------ Entries shown ------
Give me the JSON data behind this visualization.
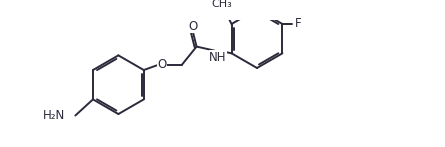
{
  "bg_color": "#ffffff",
  "line_color": "#2a2a3a",
  "line_width": 1.4,
  "font_size": 8.5,
  "fig_width": 4.45,
  "fig_height": 1.47,
  "dpi": 100,
  "xlim": [
    0.0,
    11.5
  ],
  "ylim": [
    -0.5,
    3.8
  ]
}
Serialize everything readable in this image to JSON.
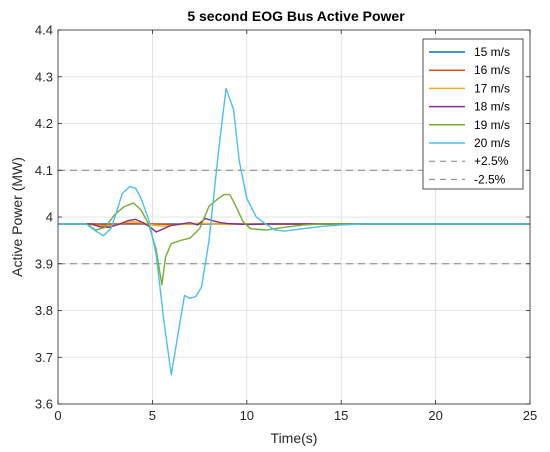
{
  "chart_data": {
    "type": "line",
    "title": "5 second EOG Bus Active Power",
    "xlabel": "Time(s)",
    "ylabel": "Active Power (MW)",
    "xlim": [
      0,
      25
    ],
    "ylim": [
      3.6,
      4.4
    ],
    "xticks": [
      0,
      5,
      10,
      15,
      20,
      25
    ],
    "yticks": [
      3.6,
      3.7,
      3.8,
      3.9,
      4,
      4.1,
      4.2,
      4.3,
      4.4
    ],
    "xtick_labels": [
      "0",
      "5",
      "10",
      "15",
      "20",
      "25"
    ],
    "ytick_labels": [
      "3.6",
      "3.7",
      "3.8",
      "3.9",
      "4",
      "4.1",
      "4.2",
      "4.3",
      "4.4"
    ],
    "grid": true,
    "legend_position": "top-right",
    "series": [
      {
        "name": "15 m/s",
        "color": "#0072BD",
        "x": [
          0,
          25
        ],
        "y": [
          3.985,
          3.985
        ]
      },
      {
        "name": "16 m/s",
        "color": "#D95319",
        "x": [
          0,
          2,
          2.5,
          3,
          4,
          5,
          6,
          7,
          8,
          9,
          10,
          25
        ],
        "y": [
          3.985,
          3.985,
          3.983,
          3.985,
          3.986,
          3.985,
          3.984,
          3.985,
          3.986,
          3.985,
          3.985,
          3.985
        ]
      },
      {
        "name": "17 m/s",
        "color": "#EDB120",
        "x": [
          0,
          1.5,
          2,
          2.5,
          3,
          3.5,
          4,
          4.5,
          5,
          5.5,
          6,
          6.5,
          7,
          7.5,
          8,
          8.5,
          9,
          9.5,
          10,
          11,
          25
        ],
        "y": [
          3.985,
          3.985,
          3.982,
          3.98,
          3.983,
          3.988,
          3.99,
          3.987,
          3.983,
          3.98,
          3.982,
          3.984,
          3.985,
          3.987,
          3.986,
          3.985,
          3.984,
          3.985,
          3.985,
          3.985,
          3.985
        ]
      },
      {
        "name": "18 m/s",
        "color": "#7E2F8E",
        "x": [
          0,
          1.8,
          2.2,
          2.7,
          3.2,
          3.7,
          4.1,
          4.5,
          4.9,
          5.2,
          5.6,
          6.0,
          6.5,
          7.0,
          7.4,
          7.8,
          8.2,
          8.6,
          9.0,
          9.5,
          10,
          11,
          12,
          25
        ],
        "y": [
          3.985,
          3.985,
          3.979,
          3.978,
          3.984,
          3.992,
          3.995,
          3.988,
          3.978,
          3.968,
          3.975,
          3.982,
          3.985,
          3.988,
          3.983,
          3.997,
          3.992,
          3.988,
          3.986,
          3.985,
          3.984,
          3.985,
          3.985,
          3.985
        ]
      },
      {
        "name": "19 m/s",
        "color": "#77AC30",
        "x": [
          0,
          1.5,
          2.0,
          2.5,
          3.0,
          3.5,
          4.0,
          4.4,
          4.8,
          5.2,
          5.5,
          5.7,
          6.0,
          6.5,
          7.0,
          7.5,
          8.0,
          8.5,
          8.8,
          9.1,
          9.4,
          9.8,
          10.2,
          11,
          12,
          13,
          14,
          25
        ],
        "y": [
          3.985,
          3.985,
          3.972,
          3.978,
          4.005,
          4.022,
          4.03,
          4.015,
          3.985,
          3.93,
          3.855,
          3.915,
          3.943,
          3.95,
          3.955,
          3.975,
          4.023,
          4.04,
          4.048,
          4.048,
          4.025,
          3.99,
          3.975,
          3.972,
          3.978,
          3.983,
          3.985,
          3.985
        ]
      },
      {
        "name": "20 m/s",
        "color": "#4DBEEE",
        "x": [
          0,
          1.5,
          2.0,
          2.4,
          2.8,
          3.1,
          3.4,
          3.8,
          4.1,
          4.4,
          4.8,
          5.2,
          5.6,
          6.0,
          6.4,
          6.7,
          7.0,
          7.3,
          7.6,
          8.0,
          8.5,
          8.9,
          9.3,
          9.6,
          10.0,
          10.5,
          11,
          11.5,
          12,
          13,
          14,
          15,
          16,
          18,
          25
        ],
        "y": [
          3.985,
          3.985,
          3.97,
          3.96,
          3.975,
          4.01,
          4.05,
          4.065,
          4.062,
          4.04,
          3.995,
          3.92,
          3.78,
          3.663,
          3.76,
          3.832,
          3.826,
          3.83,
          3.85,
          3.95,
          4.14,
          4.275,
          4.23,
          4.12,
          4.04,
          4.0,
          3.985,
          3.972,
          3.97,
          3.975,
          3.98,
          3.983,
          3.985,
          3.985,
          3.985
        ]
      },
      {
        "name": "+2.5%",
        "color": "#7f7f7f",
        "dashed": true,
        "x": [
          0,
          25
        ],
        "y": [
          4.1,
          4.1
        ]
      },
      {
        "name": "-2.5%",
        "color": "#7f7f7f",
        "dashed": true,
        "x": [
          0,
          25
        ],
        "y": [
          3.9,
          3.9
        ]
      }
    ]
  }
}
------
Please write out all of the material above without changing a word, and omit any pictures.

Give me the JSON data behind this visualization.
{
  "bg_color": "#ffffff",
  "line_color": "#2a2a3a",
  "line_width": 1.4,
  "font_size": 8.5,
  "fig_width": 4.45,
  "fig_height": 1.47,
  "dpi": 100,
  "xlim": [
    0.0,
    11.5
  ],
  "ylim": [
    -0.5,
    3.8
  ]
}
Serialize everything readable in this image to JSON.
{
  "chart_data": {
    "type": "line",
    "title": "5 second EOG Bus Active Power",
    "xlabel": "Time(s)",
    "ylabel": "Active Power (MW)",
    "xlim": [
      0,
      25
    ],
    "ylim": [
      3.6,
      4.4
    ],
    "xticks": [
      0,
      5,
      10,
      15,
      20,
      25
    ],
    "yticks": [
      3.6,
      3.7,
      3.8,
      3.9,
      4,
      4.1,
      4.2,
      4.3,
      4.4
    ],
    "xtick_labels": [
      "0",
      "5",
      "10",
      "15",
      "20",
      "25"
    ],
    "ytick_labels": [
      "3.6",
      "3.7",
      "3.8",
      "3.9",
      "4",
      "4.1",
      "4.2",
      "4.3",
      "4.4"
    ],
    "grid": true,
    "legend_position": "top-right",
    "series": [
      {
        "name": "15 m/s",
        "color": "#0072BD",
        "x": [
          0,
          25
        ],
        "y": [
          3.985,
          3.985
        ]
      },
      {
        "name": "16 m/s",
        "color": "#D95319",
        "x": [
          0,
          2,
          2.5,
          3,
          4,
          5,
          6,
          7,
          8,
          9,
          10,
          25
        ],
        "y": [
          3.985,
          3.985,
          3.983,
          3.985,
          3.986,
          3.985,
          3.984,
          3.985,
          3.986,
          3.985,
          3.985,
          3.985
        ]
      },
      {
        "name": "17 m/s",
        "color": "#EDB120",
        "x": [
          0,
          1.5,
          2,
          2.5,
          3,
          3.5,
          4,
          4.5,
          5,
          5.5,
          6,
          6.5,
          7,
          7.5,
          8,
          8.5,
          9,
          9.5,
          10,
          11,
          25
        ],
        "y": [
          3.985,
          3.985,
          3.982,
          3.98,
          3.983,
          3.988,
          3.99,
          3.987,
          3.983,
          3.98,
          3.982,
          3.984,
          3.985,
          3.987,
          3.986,
          3.985,
          3.984,
          3.985,
          3.985,
          3.985,
          3.985
        ]
      },
      {
        "name": "18 m/s",
        "color": "#7E2F8E",
        "x": [
          0,
          1.8,
          2.2,
          2.7,
          3.2,
          3.7,
          4.1,
          4.5,
          4.9,
          5.2,
          5.6,
          6.0,
          6.5,
          7.0,
          7.4,
          7.8,
          8.2,
          8.6,
          9.0,
          9.5,
          10,
          11,
          12,
          25
        ],
        "y": [
          3.985,
          3.985,
          3.979,
          3.978,
          3.984,
          3.992,
          3.995,
          3.988,
          3.978,
          3.968,
          3.975,
          3.982,
          3.985,
          3.988,
          3.983,
          3.997,
          3.992,
          3.988,
          3.986,
          3.985,
          3.984,
          3.985,
          3.985,
          3.985
        ]
      },
      {
        "name": "19 m/s",
        "color": "#77AC30",
        "x": [
          0,
          1.5,
          2.0,
          2.5,
          3.0,
          3.5,
          4.0,
          4.4,
          4.8,
          5.2,
          5.5,
          5.7,
          6.0,
          6.5,
          7.0,
          7.5,
          8.0,
          8.5,
          8.8,
          9.1,
          9.4,
          9.8,
          10.2,
          11,
          12,
          13,
          14,
          25
        ],
        "y": [
          3.985,
          3.985,
          3.972,
          3.978,
          4.005,
          4.022,
          4.03,
          4.015,
          3.985,
          3.93,
          3.855,
          3.915,
          3.943,
          3.95,
          3.955,
          3.975,
          4.023,
          4.04,
          4.048,
          4.048,
          4.025,
          3.99,
          3.975,
          3.972,
          3.978,
          3.983,
          3.985,
          3.985
        ]
      },
      {
        "name": "20 m/s",
        "color": "#4DBEEE",
        "x": [
          0,
          1.5,
          2.0,
          2.4,
          2.8,
          3.1,
          3.4,
          3.8,
          4.1,
          4.4,
          4.8,
          5.2,
          5.6,
          6.0,
          6.4,
          6.7,
          7.0,
          7.3,
          7.6,
          8.0,
          8.5,
          8.9,
          9.3,
          9.6,
          10.0,
          10.5,
          11,
          11.5,
          12,
          13,
          14,
          15,
          16,
          18,
          25
        ],
        "y": [
          3.985,
          3.985,
          3.97,
          3.96,
          3.975,
          4.01,
          4.05,
          4.065,
          4.062,
          4.04,
          3.995,
          3.92,
          3.78,
          3.663,
          3.76,
          3.832,
          3.826,
          3.83,
          3.85,
          3.95,
          4.14,
          4.275,
          4.23,
          4.12,
          4.04,
          4.0,
          3.985,
          3.972,
          3.97,
          3.975,
          3.98,
          3.983,
          3.985,
          3.985,
          3.985
        ]
      },
      {
        "name": "+2.5%",
        "color": "#7f7f7f",
        "dashed": true,
        "x": [
          0,
          25
        ],
        "y": [
          4.1,
          4.1
        ]
      },
      {
        "name": "-2.5%",
        "color": "#7f7f7f",
        "dashed": true,
        "x": [
          0,
          25
        ],
        "y": [
          3.9,
          3.9
        ]
      }
    ]
  }
}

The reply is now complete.